== ESTRATTO SCELTO ==
Omelia del Vescovo Domenico nelle esequie di don Ubaldo Leonetti

Giovedì 31 Dicembre, omelia del Vescovo Domenico Pompili nelle esequie di don Ubaldo Leonetti, tornato alla casa del Padre a causa del covid-19

Omelia del Vescovo Domenico nelle esequie di don Ubaldo Leonetti – 31 dicembre 2020 – Ascoli

(1 Gv 2,18-21; Sl 96; Gv 1,1-18)

“Figlioli, è giunta l’ultima ora”. Quando l’autore della prima lettera di Giovanni scrive ai cristiani della seconda generazione intende reagire a quanti in nome di un’attesa spasmodica della fine, finiscono per distogliere dal concreto. Non si riferisce, dunque, alla fine del mondo. Piuttosto pone all’attenzione di tutti l’accelerazione che la storia ha subito con l’avvento di Cristo. Questa percezione del tempo che non scorre sempre uguale a se stesso, abitualmente ci sfugge, salvo quando qualche persona cara improvvisamente ci lascia. Oggi siamo qui per la repentina scomparsa di don Ubaldo, il cui carattere asciutto e concentrato ne faceva una personalità che “graffiava” la realtà. Ne sanno qualcosa i suoi innumerevoli alunni che lo hanno avuto come maestro e si sono confrontati con un testimone, tutt’altro che accomodante.

Come avete sentito dire che l’anticristo deve venire, di fatto molti anticristi sono già venuti”. Il testo neotestamentario incalza per chiarire chi è l’anticristo. Non si tratta di un individuo isolato, ma è la personificazione dell’opposizione a Cristo, propria di tutti i tempi e di tutti i luoghi. La cosa sorprendente è notare che gli anticristi “sono usciti da noi, ma non erano dei nostri”. Come a dire che l’opposizione a Gesù Cristo non va trovata lontano dalla comunità – presso i non credenti per intenderci – ma piuttosto “dentro”, cioè proprio da parte dei sedicenti cristiani che hanno rinnegato la consistenza del cristianesimo. Non è forse vero che la credibilità di noi pastori è la questione, ancor prima della nostra ortodossia? Anche da questo punto di vista, don Ubaldo è stato una figura “controvento”, nel suo stile un po’ rude, come le montagne di Preta, da cui proveniva. Questo è il punto: il prete, per meglio dire il cristiano, è un alter Christus, ma può rivelarsi un anticristo, quando occupa la scena senza far emergere Lui, la sua Parola, la sua Grazia.

== DOMANDE ==
1. Elenca tutti i riferimenti biblici indicati nell'omelia per don Ubaldo Leonetti.
2. Per favore, trascrivi dall'omelia per don Ubaldo Leonetti il passo che va da "(1 Gv 2,18-21;" fino a "tutt’altro che accomodante.".
3. Prosegui l'omelia per don Ubaldo Leonetti a partire dall'ultima frase riportata.

== DATI FORNITI ==
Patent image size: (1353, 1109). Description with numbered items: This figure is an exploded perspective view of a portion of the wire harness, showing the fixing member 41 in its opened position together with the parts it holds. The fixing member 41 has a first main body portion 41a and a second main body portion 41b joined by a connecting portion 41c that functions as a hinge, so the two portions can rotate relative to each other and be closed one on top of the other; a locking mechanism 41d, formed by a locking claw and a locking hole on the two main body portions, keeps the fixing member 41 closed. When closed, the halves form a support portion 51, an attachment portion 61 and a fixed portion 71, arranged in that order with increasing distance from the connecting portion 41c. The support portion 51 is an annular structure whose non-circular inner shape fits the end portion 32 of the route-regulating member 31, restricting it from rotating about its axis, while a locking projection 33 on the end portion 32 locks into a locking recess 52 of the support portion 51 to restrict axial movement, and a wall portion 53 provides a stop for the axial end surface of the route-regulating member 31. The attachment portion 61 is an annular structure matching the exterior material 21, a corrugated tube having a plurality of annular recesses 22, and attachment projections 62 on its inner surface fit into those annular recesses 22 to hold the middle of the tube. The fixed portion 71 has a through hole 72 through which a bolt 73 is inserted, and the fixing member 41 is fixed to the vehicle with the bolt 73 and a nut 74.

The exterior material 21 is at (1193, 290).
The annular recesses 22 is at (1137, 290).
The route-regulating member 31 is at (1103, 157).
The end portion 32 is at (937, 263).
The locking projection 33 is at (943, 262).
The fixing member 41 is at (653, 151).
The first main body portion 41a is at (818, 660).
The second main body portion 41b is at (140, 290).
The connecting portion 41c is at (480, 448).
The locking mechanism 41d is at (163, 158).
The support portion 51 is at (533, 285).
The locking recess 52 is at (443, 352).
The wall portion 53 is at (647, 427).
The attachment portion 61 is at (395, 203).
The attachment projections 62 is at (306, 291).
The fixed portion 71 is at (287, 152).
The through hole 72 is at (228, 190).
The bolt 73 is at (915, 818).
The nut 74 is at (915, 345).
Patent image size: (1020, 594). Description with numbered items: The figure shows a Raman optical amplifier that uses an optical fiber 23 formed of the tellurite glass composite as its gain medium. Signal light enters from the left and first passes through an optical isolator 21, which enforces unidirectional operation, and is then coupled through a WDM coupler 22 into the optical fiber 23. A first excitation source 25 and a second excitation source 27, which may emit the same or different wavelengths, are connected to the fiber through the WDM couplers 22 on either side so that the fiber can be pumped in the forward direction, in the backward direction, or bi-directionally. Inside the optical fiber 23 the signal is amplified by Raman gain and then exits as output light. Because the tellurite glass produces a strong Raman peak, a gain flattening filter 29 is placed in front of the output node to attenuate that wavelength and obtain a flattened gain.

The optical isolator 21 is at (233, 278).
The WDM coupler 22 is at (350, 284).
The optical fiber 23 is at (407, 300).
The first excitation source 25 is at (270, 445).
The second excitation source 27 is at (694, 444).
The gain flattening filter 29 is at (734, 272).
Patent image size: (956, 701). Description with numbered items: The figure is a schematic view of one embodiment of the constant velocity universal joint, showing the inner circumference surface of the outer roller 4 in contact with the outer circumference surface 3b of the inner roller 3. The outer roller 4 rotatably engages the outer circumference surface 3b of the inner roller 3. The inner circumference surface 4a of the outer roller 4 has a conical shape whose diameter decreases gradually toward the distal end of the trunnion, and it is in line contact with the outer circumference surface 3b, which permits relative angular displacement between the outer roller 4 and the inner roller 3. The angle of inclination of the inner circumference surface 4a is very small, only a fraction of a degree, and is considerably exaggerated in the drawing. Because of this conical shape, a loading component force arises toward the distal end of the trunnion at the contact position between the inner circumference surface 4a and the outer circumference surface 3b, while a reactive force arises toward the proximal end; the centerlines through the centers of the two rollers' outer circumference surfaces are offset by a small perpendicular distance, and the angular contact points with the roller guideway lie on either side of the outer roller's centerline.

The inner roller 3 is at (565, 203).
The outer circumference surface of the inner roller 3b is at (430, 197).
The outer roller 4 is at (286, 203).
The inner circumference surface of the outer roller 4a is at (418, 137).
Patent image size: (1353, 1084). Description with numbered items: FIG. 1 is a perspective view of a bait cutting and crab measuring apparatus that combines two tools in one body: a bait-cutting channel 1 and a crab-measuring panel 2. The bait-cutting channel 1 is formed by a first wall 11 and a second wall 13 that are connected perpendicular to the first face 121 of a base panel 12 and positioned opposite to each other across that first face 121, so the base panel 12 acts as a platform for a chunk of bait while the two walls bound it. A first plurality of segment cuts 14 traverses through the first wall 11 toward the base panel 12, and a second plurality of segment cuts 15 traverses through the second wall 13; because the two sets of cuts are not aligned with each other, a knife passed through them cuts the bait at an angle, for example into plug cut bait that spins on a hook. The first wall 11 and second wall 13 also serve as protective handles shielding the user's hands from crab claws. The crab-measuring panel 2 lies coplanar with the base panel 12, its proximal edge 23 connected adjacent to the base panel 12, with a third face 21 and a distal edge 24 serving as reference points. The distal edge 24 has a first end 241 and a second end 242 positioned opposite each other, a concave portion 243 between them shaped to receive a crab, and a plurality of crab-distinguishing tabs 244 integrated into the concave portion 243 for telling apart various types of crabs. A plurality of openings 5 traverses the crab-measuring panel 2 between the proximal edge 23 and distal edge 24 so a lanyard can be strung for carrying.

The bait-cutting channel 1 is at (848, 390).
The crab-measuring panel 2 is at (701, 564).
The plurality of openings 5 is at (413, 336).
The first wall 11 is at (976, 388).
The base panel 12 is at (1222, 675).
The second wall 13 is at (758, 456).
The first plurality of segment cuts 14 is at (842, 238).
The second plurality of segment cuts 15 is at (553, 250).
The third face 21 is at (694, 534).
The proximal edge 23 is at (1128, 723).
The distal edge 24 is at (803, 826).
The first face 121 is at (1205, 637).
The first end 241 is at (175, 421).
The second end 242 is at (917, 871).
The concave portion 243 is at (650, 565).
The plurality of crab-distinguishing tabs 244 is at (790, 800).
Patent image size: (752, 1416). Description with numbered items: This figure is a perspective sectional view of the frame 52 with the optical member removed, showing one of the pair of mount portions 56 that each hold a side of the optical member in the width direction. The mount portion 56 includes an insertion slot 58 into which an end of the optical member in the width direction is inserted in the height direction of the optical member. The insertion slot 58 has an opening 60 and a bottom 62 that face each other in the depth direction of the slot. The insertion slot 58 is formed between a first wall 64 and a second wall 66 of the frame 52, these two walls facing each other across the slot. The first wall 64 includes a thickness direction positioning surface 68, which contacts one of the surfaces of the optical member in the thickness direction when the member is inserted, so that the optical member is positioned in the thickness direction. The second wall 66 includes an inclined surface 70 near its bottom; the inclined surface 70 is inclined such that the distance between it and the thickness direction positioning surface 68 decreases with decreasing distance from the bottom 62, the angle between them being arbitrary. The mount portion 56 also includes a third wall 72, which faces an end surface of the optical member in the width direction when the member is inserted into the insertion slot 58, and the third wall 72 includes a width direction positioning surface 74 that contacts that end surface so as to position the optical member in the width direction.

== RISPOSTE ==
1. 1 Gv 2,18-21; Sl 96; Gv 1,1-18

2.
(1 Gv 2,18-21; Sl 96; Gv 1,1-18)

“Figlioli, è giunta l’ultima ora”. Quando l’autore della prima lettera di Giovanni scrive ai cristiani della seconda generazione intende reagire a quanti in nome di un’attesa spasmodica della fine, finiscono per distogliere dal concreto. Non si riferisce, dunque, alla fine del mondo. Piuttosto pone all’attenzione di tutti l’accelerazione che la storia ha subito con l’avvento di Cristo. Questa percezione del tempo che non scorre sempre uguale a se stesso, abitualmente ci sfugge, salvo quando qualche persona cara improvvisamente ci lascia. Oggi siamo qui per la repentina scomparsa di don Ubaldo, il cui carattere asciutto e concentrato ne faceva una personalità che “graffiava” la realtà. Ne sanno qualcosa i suoi innumerevoli alunni che lo hanno avuto come maestro e si sono confrontati con un testimone, tutt’altro che accomodante.

3.
“Ora voi avete ricevuto l’unzione dal Santo, e tutti avete la conoscenza”. La conoscenza di cui qui si sta parlando non è un sapere astratto, ma è la sapienza della vita, non a caso paragonata ad un’unzione, il cui profumo si sparge intorno a sé. Come scrive S. Agostino: “Uno solo è il vostro maestro: Cristo. Egli dunque vi parla dentro, quando non c’è nessun uomo… Cristo sia nel tuo cuore, nessun altro, la sua unzione sia nel tuo cuore, perché il cuore non si trovi nella solitudine, assetato, e non abbia sorgenti dalle quali sia irrorato. E’ dunque dentro il maestro che insegna, è Cristo: la sua ispirazione ammaestra. Se mancano la sua ispirazione e la sua unzione, invano dal di fuori risuonano le parole” (Commento a 1 Gv, III, 13). Questo è stato don Ubaldo, per quel che abbiamo imparato da lui.